**Aim of the task**
Only a number is wanted. Count the lines holding the string "What".

● ● ● ● ●

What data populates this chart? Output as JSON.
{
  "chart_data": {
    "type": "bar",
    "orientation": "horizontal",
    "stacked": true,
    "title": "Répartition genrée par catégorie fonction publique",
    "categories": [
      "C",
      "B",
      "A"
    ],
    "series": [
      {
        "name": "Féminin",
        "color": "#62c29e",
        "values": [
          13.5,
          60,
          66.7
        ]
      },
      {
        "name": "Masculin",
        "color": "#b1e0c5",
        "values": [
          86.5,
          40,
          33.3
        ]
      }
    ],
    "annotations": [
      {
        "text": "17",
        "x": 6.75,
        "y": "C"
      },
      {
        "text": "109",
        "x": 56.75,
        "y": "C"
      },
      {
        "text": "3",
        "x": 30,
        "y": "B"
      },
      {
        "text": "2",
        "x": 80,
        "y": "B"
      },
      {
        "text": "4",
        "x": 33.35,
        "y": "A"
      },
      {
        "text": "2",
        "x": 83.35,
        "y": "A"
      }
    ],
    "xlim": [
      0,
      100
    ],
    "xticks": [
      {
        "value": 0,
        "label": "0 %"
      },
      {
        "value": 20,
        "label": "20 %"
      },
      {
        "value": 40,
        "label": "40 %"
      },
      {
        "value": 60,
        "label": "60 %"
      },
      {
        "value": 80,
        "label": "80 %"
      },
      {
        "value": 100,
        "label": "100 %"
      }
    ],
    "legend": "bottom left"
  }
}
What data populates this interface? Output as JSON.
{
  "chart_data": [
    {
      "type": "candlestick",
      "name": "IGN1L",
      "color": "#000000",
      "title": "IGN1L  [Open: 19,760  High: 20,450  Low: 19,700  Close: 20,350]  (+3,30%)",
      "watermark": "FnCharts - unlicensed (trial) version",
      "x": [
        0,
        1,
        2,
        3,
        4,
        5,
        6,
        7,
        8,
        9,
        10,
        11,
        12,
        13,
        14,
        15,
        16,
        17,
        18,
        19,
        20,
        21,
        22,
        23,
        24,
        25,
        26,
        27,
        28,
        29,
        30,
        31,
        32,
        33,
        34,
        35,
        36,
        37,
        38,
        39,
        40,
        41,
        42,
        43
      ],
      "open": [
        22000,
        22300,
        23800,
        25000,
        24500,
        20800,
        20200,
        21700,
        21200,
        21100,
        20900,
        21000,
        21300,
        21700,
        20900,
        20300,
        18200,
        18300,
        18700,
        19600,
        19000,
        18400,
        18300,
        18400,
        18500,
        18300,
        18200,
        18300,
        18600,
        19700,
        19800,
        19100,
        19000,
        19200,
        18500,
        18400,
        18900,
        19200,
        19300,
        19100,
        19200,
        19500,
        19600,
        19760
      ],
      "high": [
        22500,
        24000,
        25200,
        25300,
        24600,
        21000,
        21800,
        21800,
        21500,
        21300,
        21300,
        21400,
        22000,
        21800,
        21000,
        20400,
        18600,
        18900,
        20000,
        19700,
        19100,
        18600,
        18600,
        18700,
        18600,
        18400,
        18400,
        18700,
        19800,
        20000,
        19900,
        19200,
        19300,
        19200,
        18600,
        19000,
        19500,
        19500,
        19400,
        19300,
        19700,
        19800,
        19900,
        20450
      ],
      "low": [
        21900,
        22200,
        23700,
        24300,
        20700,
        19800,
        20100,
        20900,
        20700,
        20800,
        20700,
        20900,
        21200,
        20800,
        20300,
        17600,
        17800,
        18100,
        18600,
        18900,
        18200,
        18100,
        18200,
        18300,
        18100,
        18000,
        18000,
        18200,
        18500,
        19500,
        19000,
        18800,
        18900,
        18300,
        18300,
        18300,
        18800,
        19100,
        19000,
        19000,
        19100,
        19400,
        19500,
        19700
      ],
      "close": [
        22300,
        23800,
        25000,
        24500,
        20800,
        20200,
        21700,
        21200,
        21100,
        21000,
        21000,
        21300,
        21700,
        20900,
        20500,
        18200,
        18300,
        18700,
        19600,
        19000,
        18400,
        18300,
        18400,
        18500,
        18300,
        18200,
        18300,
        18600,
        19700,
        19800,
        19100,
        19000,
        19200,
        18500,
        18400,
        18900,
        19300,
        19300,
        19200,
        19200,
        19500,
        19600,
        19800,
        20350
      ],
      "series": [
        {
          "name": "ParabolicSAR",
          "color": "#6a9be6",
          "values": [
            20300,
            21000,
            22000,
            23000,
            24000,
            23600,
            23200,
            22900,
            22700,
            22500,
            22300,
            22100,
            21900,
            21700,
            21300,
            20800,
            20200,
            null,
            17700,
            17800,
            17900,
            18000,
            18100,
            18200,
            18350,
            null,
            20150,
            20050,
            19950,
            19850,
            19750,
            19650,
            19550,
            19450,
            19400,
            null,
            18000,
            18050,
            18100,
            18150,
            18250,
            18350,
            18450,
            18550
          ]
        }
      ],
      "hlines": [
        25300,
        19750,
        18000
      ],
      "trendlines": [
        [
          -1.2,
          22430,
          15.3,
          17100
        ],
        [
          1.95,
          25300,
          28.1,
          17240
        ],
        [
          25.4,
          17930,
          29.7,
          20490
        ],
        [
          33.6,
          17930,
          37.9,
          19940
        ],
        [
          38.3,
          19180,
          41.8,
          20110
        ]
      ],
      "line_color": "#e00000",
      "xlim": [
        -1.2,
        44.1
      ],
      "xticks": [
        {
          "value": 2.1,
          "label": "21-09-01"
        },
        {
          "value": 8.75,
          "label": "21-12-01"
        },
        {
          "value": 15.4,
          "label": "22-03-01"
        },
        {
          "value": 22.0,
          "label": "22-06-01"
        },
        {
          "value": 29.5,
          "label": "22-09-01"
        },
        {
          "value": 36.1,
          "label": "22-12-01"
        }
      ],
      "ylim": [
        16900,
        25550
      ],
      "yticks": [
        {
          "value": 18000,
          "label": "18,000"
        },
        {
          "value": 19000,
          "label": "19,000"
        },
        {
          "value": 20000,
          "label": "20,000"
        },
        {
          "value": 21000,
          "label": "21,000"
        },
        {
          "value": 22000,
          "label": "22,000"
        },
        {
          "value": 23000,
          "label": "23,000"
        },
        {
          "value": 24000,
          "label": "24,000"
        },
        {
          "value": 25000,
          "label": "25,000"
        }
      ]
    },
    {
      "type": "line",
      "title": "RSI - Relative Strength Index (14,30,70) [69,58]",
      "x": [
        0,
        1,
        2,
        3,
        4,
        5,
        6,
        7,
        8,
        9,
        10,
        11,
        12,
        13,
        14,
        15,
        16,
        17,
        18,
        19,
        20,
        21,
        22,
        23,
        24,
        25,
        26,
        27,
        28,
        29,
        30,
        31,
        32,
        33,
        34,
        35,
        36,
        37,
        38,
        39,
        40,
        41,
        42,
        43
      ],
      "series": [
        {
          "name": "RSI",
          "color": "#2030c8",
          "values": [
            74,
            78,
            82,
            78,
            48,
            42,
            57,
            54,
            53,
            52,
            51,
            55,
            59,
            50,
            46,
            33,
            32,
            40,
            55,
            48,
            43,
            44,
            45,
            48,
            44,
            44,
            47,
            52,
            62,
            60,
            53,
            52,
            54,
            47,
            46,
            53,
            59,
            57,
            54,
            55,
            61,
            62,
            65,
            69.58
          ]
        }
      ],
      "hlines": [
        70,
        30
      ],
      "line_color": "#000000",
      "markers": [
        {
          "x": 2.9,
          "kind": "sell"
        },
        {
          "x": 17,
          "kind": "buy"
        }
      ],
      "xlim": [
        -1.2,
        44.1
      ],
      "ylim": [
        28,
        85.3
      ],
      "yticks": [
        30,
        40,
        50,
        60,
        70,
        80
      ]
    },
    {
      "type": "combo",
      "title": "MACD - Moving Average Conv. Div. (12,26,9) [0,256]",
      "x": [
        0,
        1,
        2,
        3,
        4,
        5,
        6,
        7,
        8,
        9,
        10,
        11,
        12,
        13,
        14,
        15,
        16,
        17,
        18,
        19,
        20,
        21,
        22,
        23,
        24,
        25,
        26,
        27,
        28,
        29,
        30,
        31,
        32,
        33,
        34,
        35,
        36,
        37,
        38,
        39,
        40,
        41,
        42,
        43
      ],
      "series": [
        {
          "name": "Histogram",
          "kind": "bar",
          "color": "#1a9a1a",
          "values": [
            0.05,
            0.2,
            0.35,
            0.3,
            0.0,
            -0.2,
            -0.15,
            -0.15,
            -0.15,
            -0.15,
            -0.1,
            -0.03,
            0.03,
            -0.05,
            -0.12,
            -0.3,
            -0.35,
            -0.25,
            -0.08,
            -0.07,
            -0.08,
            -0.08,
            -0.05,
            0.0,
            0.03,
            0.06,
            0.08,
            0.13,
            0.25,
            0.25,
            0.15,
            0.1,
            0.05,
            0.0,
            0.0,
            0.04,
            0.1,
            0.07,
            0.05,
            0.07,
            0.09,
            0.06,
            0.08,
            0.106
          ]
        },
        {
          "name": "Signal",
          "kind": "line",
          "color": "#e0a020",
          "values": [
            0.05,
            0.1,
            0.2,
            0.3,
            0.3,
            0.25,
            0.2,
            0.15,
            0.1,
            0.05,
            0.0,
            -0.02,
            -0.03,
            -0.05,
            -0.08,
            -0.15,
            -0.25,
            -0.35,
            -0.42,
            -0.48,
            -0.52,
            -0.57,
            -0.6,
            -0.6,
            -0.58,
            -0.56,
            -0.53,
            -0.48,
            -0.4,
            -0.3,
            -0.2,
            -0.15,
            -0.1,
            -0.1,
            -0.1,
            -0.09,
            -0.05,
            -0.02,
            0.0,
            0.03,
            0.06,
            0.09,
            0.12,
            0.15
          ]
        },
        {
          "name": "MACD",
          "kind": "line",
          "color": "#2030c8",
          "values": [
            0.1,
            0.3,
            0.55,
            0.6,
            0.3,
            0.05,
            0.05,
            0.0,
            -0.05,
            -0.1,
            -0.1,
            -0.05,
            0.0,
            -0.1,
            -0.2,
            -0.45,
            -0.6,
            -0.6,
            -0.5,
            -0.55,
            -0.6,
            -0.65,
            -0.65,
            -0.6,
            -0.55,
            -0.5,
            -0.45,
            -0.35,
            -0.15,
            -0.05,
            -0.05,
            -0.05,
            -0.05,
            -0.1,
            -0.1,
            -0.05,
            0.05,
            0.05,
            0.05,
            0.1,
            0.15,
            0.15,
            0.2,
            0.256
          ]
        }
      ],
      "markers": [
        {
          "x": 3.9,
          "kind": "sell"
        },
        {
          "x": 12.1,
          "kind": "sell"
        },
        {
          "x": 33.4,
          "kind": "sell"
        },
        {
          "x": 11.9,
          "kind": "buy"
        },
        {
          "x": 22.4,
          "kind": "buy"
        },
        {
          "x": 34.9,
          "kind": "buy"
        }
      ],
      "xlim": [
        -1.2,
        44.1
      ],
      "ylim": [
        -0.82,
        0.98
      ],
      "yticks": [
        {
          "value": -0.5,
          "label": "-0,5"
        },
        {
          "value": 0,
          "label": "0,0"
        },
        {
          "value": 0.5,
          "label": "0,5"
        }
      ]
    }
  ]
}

● ● ● ● ●

**Finished answer**
2